━━━━━ THE RECORDS ━━━━━

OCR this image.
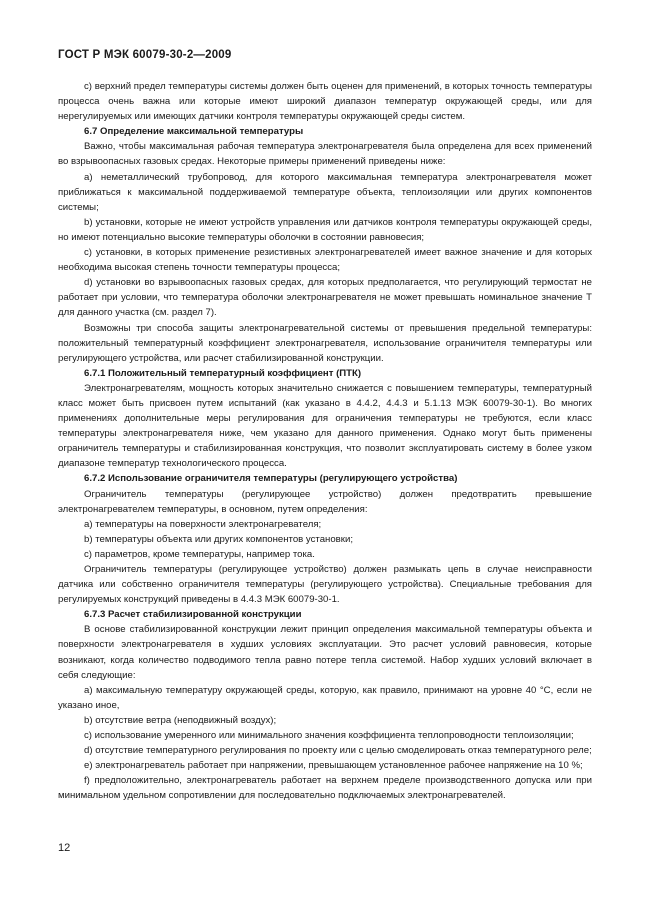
ГОСТ Р МЭК 60079-30-2—2009

с) верхний предел температуры системы должен быть оценен для применений, в которых точность температуры процесса очень важна или которые имеют широкий диапазон температур окружающей среды, или для нерегулируемых или имеющих датчики контроля температуры окружающей среды систем.

6.7 Определение максимальной температуры

Важно, чтобы максимальная рабочая температура электронагревателя была определена для всех применений во взрывоопасных газовых средах. Некоторые примеры применений приведены ниже:

а) неметаллический трубопровод, для которого максимальная температура электронагревателя может приближаться к максимальной поддерживаемой температуре объекта, теплоизоляции или других компонентов системы;

b) установки, которые не имеют устройств управления или датчиков контроля температуры окружающей среды, но имеют потенциально высокие температуры оболочки в состоянии равновесия;

с) установки, в которых применение резистивных электронагревателей имеет важное значение и для которых необходима высокая степень точности температуры процесса;

d) установки во взрывоопасных газовых средах, для которых предполагается, что регулирующий термостат не работает при условии, что температура оболочки электронагревателя не может превышать номинальное значение Т для данного участка (см. раздел 7).

Возможны три способа защиты электронагревательной системы от превышения предельной температуры: положительный температурный коэффициент электронагревателя, использование ограничителя температуры или регулирующего устройства, или расчет стабилизированной конструкции.

6.7.1 Положительный температурный коэффициент (ПТК)

Электронагревателям, мощность которых значительно снижается с повышением температуры, температурный класс может быть присвоен путем испытаний (как указано в 4.4.2, 4.4.3 и 5.1.13 МЭК 60079-30-1). Во многих применениях дополнительные меры регулирования для ограничения температуры не требуются, если класс температуры электронагревателя ниже, чем указано для данного применения. Однако могут быть применены ограничитель температуры и стабилизированная конструкция, что позволит эксплуатировать систему в более узком диапазоне температур технологического процесса.

6.7.2 Использование ограничителя температуры (регулирующего устройства)

Ограничитель температуры (регулирующее устройство) должен предотвратить превышение электронагревателем температуры, в основном, путем определения:

а) температуры на поверхности электронагревателя;

b) температуры объекта или других компонентов установки;

с) параметров, кроме температуры, например тока.

Ограничитель температуры (регулирующее устройство) должен размыкать цепь в случае неисправности датчика или собственно ограничителя температуры (регулирующего устройства). Специальные требования для регулируемых конструкций приведены в 4.4.3 МЭК 60079-30-1.

6.7.3 Расчет стабилизированной конструкции

В основе стабилизированной конструкции лежит принцип определения максимальной температуры объекта и поверхности электронагревателя в худших условиях эксплуатации. Это расчет условий равновесия, которые возникают, когда количество подводимого тепла равно потере тепла системой. Набор худших условий включает в себя следующие:

а) максимальную температуру окружающей среды, которую, как правило, принимают на уровне 40 °С, если не указано иное,

b) отсутствие ветра (неподвижный воздух);

с) использование умеренного или минимального значения коэффициента теплопроводности теплоизоляции;

d) отсутствие температурного регулирования по проекту или с целью смоделировать отказ температурного реле;

е) электронагреватель работает при напряжении, превышающем установленное рабочее напряжение на 10 %;

f) предположительно, электронагреватель работает на верхнем пределе производственного допуска или при минимальном удельном сопротивлении для последовательно подключаемых электронагревателей.

12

━━━━━

(TASK DIRECTIONS): Quote the data exactly, leaving every image out of the copy.

(WRITTEN ANSWER):
OCR this image.
ГОСТ Р МЭК 60079-30-2—2009

с) верхний предел температуры системы должен быть оценен для применений, в которых точность температуры процесса очень важна или которые имеют широкий диапазон температур окружающей среды, или для нерегулируемых или имеющих датчики контроля температуры окружающей среды систем.

6.7 Определение максимальной температуры

Важно, чтобы максимальная рабочая температура электронагревателя была определена для всех применений во взрывоопасных газовых средах. Некоторые примеры применений приведены ниже:

а) неметаллический трубопровод, для которого максимальная температура электронагревателя может приближаться к максимальной поддерживаемой температуре объекта, теплоизоляции или других компонентов системы;

b) установки, которые не имеют устройств управления или датчиков контроля температуры окружающей среды, но имеют потенциально высокие температуры оболочки в состоянии равновесия;

с) установки, в которых применение резистивных электронагревателей имеет важное значение и для которых необходима высокая степень точности температуры процесса;

d) установки во взрывоопасных газовых средах, для которых предполагается, что регулирующий термостат не работает при условии, что температура оболочки электронагревателя не может превышать номинальное значение Т для данного участка (см. раздел 7).

Возможны три способа защиты электронагревательной системы от превышения предельной температуры: положительный температурный коэффициент электронагревателя, использование ограничителя температуры или регулирующего устройства, или расчет стабилизированной конструкции.

6.7.1 Положительный температурный коэффициент (ПТК)

Электронагревателям, мощность которых значительно снижается с повышением температуры, температурный класс может быть присвоен путем испытаний (как указано в 4.4.2, 4.4.3 и 5.1.13 МЭК 60079-30-1). Во многих применениях дополнительные меры регулирования для ограничения температуры не требуются, если класс температуры электронагревателя ниже, чем указано для данного применения. Однако могут быть применены ограничитель температуры и стабилизированная конструкция, что позволит эксплуатировать систему в более узком диапазоне температур технологического процесса.

6.7.2 Использование ограничителя температуры (регулирующего устройства)

Ограничитель температуры (регулирующее устройство) должен предотвратить превышение электронагревателем температуры, в основном, путем определения:

а) температуры на поверхности электронагревателя;

b) температуры объекта или других компонентов установки;

с) параметров, кроме температуры, например тока.

Ограничитель температуры (регулирующее устройство) должен размыкать цепь в случае неисправности датчика или собственно ограничителя температуры (регулирующего устройства). Специальные требования для регулируемых конструкций приведены в 4.4.3 МЭК 60079-30-1.

6.7.3 Расчет стабилизированной конструкции

В основе стабилизированной конструкции лежит принцип определения максимальной температуры объекта и поверхности электронагревателя в худших условиях эксплуатации. Это расчет условий равновесия, которые возникают, когда количество подводимого тепла равно потере тепла системой. Набор худших условий включает в себя следующие:

а) максимальную температуру окружающей среды, которую, как правило, принимают на уровне 40 °С, если не указано иное,

b) отсутствие ветра (неподвижный воздух);

с) использование умеренного или минимального значения коэффициента теплопроводности теплоизоляции;

d) отсутствие температурного регулирования по проекту или с целью смоделировать отказ температурного реле;

е) электронагреватель работает при напряжении, превышающем установленное рабочее напряжение на 10 %;

f) предположительно, электронагреватель работает на верхнем пределе производственного допуска или при минимальном удельном сопротивлении для последовательно подключаемых электронагревателей.

12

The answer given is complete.